There were some pushes for wafer scale stuff in the 80s , I think we are better suited from an algorithms, EDA and architecture standpoint now to actually make it work. A GPU is actually pretty good test bed and eventually GPU and FPGA functionality will merge into a single programmable compute fabric.
Yield on a wafer scale FPGA could actually be much better than a special purpose chip. The faulty logic elements / LUTs could just be marked as bad and not used.
An ASIC (GPUs are ASICs) running at 300 MHz can do a lot more per cycle than an FPGA at the same technology node running at the same frequency. A lot. Think order-of-magnitude more.
> The faulty logic elements / LUTs could just be marked as bad and not used.
This will screw up your timing, unless you reserve more setup slack (which in turn hurts the achievable performance).
Edit: Or it might have been a PGA, rather than an FPGA.
Fab equipment also has limits in how big a single chip can be due to "reticle limits", i.e., the size of a single mask exposure, and a chip has to be a single exposure (per layer).
The CAD software (place+route) might actually be a limiter here too. Even if, in theory, you had an FPGA with enough logic blocks to match a modern GPU's raw gate count (i.e., circuit size), an FPGA is just a sea of identical configurable blocks and parts of the circuit are assigned to the blocks and connected with wires using something like simulated annealing. This is why FPGA place+route takes so long. In contrast, a custom chip can put exactly the right gates and wires at exactly the right places, and especially for something like a GPU or a large cache where there are lots of repeated elements, this human involvement makes things much more tractable. (It's also why e.g. the caches on a modern CPU die look so pretty, like a big grid of farms or something -- an FPGA-synthesized CPU cache would look nothing like that, and take much more space!)
All of that said -- from an academic point of view, this GPGPU core is an impressive piece of work, especially given that it includes an LLVM backend!
FPGA's for ASIC simulation of larger chips are typically arrays of FPGAs rather than single chips.
You get stuff like this:
I'm not aware of anybody shipping a wafer scale FPGA.
Now I get it. Sorry for the misunderstanding, appreciate the expansion.
i wonder if an OpenCL stack can be made..

—————

• [STATED GOAL A]:
Please format the records as a Markdown table with two columns, Row and Line, giving each line its row number. Start at the first line of the records, end at the line containing "recipe-description: This salmon", and omit blank lines.

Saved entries
—————

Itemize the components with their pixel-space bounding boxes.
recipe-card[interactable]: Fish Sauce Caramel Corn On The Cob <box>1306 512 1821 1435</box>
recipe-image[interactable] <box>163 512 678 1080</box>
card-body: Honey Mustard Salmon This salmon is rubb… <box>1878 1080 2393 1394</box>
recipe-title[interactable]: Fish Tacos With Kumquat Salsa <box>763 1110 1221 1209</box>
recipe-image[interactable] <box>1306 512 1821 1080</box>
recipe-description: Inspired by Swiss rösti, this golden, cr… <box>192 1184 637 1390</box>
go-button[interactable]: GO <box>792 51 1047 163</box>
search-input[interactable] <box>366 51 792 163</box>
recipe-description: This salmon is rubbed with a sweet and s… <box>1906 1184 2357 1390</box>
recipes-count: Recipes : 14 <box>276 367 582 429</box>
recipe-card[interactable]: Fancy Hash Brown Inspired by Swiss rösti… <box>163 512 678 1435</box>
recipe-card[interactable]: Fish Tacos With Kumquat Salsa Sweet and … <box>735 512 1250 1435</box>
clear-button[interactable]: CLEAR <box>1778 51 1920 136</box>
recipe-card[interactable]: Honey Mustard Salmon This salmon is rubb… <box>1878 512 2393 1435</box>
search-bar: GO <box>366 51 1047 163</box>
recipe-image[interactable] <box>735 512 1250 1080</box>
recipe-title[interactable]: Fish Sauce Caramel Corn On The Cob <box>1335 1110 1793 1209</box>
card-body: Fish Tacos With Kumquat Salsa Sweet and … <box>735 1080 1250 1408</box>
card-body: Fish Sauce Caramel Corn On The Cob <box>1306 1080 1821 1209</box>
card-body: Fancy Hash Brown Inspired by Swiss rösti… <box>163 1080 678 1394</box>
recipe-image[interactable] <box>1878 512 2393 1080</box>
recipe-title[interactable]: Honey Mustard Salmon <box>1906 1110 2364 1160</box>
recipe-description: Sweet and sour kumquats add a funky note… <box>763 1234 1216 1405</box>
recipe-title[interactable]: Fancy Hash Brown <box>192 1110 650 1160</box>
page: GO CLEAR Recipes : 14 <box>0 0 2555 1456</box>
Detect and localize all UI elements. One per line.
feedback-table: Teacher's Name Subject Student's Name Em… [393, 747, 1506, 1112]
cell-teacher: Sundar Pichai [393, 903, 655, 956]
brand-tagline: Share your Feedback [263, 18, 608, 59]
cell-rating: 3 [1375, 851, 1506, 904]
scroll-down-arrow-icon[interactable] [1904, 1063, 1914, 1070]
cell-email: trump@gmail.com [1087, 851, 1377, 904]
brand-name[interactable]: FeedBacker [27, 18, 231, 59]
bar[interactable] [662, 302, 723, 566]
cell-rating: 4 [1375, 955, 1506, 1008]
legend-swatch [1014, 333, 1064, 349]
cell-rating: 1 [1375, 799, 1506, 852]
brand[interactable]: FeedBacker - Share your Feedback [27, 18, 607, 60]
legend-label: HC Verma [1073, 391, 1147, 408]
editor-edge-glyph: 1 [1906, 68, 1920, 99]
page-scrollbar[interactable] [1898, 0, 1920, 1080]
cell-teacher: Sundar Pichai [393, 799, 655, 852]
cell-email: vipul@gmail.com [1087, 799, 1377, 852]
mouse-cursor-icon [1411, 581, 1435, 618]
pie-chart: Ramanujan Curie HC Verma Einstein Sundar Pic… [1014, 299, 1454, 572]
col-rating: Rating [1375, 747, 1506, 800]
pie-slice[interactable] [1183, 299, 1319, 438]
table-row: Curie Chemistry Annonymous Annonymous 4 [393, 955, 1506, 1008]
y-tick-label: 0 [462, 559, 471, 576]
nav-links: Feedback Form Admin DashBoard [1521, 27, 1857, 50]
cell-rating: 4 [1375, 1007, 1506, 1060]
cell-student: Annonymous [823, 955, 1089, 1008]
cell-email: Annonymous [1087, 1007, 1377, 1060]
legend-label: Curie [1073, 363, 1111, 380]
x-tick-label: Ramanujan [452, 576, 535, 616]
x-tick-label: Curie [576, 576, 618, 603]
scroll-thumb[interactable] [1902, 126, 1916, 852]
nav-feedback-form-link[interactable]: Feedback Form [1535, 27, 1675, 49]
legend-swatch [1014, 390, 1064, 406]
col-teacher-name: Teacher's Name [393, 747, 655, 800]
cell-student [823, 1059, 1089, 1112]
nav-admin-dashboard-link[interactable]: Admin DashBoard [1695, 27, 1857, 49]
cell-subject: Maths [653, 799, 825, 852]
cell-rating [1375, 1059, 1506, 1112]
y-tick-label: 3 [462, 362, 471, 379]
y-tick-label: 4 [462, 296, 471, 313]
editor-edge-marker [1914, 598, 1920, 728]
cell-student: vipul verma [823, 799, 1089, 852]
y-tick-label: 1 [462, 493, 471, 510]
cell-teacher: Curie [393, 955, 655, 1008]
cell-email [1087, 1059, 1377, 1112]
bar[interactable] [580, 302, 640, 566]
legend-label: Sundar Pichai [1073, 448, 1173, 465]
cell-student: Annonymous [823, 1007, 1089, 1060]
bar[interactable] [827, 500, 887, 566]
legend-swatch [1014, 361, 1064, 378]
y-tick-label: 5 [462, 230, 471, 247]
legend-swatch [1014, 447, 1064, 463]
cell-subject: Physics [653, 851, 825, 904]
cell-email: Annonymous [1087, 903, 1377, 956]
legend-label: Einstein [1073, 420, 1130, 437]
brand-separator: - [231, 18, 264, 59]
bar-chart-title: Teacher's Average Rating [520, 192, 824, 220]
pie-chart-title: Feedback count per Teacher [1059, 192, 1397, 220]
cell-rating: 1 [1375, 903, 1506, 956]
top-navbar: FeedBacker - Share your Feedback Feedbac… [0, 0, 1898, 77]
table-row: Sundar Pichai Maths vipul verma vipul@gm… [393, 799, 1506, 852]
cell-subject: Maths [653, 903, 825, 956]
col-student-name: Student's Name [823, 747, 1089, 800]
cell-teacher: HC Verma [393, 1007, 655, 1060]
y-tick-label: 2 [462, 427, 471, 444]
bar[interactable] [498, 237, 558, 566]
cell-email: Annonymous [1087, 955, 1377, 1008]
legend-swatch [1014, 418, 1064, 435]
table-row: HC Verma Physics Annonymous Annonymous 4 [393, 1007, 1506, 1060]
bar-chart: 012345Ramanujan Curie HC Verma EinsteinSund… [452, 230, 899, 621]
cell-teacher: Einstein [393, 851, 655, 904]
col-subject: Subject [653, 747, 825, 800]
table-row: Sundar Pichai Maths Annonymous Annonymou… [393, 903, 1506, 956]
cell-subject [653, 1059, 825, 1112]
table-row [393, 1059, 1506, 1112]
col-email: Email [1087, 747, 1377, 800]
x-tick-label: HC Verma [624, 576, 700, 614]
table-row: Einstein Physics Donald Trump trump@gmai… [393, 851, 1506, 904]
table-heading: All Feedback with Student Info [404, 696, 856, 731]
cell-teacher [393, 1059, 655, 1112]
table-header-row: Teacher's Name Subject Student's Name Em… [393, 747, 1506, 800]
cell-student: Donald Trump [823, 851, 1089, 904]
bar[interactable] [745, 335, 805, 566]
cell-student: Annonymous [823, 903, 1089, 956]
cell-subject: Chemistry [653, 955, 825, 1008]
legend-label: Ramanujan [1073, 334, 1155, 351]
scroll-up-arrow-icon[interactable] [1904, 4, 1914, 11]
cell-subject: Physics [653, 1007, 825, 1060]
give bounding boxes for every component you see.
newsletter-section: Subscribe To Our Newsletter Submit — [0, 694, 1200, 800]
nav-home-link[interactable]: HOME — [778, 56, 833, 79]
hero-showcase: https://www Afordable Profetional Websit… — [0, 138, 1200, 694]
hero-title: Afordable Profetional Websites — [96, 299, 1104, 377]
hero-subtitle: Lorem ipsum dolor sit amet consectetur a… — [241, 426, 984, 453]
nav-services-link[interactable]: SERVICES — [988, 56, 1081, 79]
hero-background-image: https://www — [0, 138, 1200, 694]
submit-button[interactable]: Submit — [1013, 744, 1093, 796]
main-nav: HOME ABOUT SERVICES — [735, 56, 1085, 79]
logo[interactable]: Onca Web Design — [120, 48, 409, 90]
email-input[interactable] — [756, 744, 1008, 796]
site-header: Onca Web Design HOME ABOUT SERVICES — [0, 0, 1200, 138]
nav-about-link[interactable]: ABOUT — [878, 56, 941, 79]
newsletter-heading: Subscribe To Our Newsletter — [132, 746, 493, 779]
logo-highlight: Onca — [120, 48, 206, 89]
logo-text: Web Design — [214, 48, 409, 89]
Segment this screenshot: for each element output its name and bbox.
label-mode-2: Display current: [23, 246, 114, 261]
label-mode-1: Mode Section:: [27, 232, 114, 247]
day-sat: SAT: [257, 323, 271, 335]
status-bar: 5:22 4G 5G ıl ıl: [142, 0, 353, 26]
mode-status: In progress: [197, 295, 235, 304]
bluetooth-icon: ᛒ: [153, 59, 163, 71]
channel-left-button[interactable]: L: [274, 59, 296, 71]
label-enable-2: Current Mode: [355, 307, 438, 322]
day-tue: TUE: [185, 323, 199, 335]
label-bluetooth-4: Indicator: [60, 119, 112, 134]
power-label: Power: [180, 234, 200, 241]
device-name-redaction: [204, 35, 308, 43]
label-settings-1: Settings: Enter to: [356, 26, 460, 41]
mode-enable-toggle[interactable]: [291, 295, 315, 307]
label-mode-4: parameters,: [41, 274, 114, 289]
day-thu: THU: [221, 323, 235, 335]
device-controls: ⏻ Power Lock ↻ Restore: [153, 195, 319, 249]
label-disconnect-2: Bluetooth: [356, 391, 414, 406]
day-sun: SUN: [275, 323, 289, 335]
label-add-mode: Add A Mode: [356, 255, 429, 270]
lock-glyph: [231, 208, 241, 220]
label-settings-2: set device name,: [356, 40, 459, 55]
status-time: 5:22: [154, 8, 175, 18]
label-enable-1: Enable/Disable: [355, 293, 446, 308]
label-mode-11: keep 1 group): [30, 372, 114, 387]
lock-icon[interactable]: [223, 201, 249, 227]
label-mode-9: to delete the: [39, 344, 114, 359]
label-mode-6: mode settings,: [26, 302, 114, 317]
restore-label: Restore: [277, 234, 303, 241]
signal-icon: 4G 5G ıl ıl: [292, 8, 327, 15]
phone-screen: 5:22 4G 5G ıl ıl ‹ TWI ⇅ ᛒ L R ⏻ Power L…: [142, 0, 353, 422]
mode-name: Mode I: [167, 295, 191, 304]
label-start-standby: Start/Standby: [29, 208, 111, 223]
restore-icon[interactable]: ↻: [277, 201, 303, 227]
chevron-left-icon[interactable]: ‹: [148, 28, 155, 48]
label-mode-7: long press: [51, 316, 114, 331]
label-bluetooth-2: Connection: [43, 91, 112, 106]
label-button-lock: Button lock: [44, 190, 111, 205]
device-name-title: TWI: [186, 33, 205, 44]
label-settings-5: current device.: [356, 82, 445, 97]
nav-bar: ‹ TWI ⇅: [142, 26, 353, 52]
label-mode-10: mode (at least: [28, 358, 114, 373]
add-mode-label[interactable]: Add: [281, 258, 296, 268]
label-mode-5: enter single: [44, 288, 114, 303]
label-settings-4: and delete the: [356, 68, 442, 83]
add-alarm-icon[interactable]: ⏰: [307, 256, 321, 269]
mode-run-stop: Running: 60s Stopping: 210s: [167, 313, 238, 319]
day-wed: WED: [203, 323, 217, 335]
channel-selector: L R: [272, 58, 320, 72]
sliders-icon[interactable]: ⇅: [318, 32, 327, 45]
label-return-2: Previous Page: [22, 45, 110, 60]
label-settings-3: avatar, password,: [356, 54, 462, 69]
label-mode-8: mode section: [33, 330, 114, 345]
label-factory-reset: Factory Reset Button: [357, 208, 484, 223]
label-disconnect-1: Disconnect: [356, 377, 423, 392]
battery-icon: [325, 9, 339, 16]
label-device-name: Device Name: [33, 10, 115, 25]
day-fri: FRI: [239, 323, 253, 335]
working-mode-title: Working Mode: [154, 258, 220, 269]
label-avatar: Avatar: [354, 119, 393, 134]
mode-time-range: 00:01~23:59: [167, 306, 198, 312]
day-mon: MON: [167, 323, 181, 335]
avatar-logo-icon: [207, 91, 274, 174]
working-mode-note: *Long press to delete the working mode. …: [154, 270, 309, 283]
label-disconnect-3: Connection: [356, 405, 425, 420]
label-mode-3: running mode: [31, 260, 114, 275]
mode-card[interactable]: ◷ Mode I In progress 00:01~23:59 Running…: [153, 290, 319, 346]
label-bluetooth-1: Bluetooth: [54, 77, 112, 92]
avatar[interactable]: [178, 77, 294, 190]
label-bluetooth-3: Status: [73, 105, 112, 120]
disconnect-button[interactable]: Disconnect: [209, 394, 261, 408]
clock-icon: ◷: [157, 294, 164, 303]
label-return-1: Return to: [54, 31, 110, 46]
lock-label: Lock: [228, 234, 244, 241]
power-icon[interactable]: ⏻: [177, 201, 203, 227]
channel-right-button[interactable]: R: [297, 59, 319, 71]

—————

• [STATED GOAL B]:
Write out the forum thread word for word, starting at "You get stuff" and ending at "can be made..".

• [EXERCISE RESULT A]:
| Row | Line |
|---|---|
| 1 | Itemize the components with their pixel-space bounding boxes. |
| 2 | recipe-card[interactable]: Fish Sauce Caramel Corn On The Cob <box>1306 512 1821 1435</box> |
| 3 | recipe-image[interactable] <box>163 512 678 1080</box> |
| 4 | card-body: Honey Mustard Salmon This salmon is rubb… <box>1878 1080 2393 1394</box> |
| 5 | recipe-title[interactable]: Fish Tacos With Kumquat Salsa <box>763 1110 1221 1209</box> |
| 6 | recipe-image[interactable] <box>1306 512 1821 1080</box> |
| 7 | recipe-description: Inspired by Swiss rösti, this golden, cr… <box>192 1184 637 1390</box> |
| 8 | go-button[interactable]: GO <box>792 51 1047 163</box> |
| 9 | search-input[interactable] <box>366 51 792 163</box> |
| 10 | recipe-description: This salmon is rubbed with a sweet and s… <box>1906 1184 2357 1390</box> |

• [EXERCISE RESULT B]:
You get stuff like this:
I'm not aware of anybody shipping a wafer scale FPGA.
Now I get it. Sorry for the misunderstanding, appreciate the expansion.
i wonder if an OpenCL stack can be made..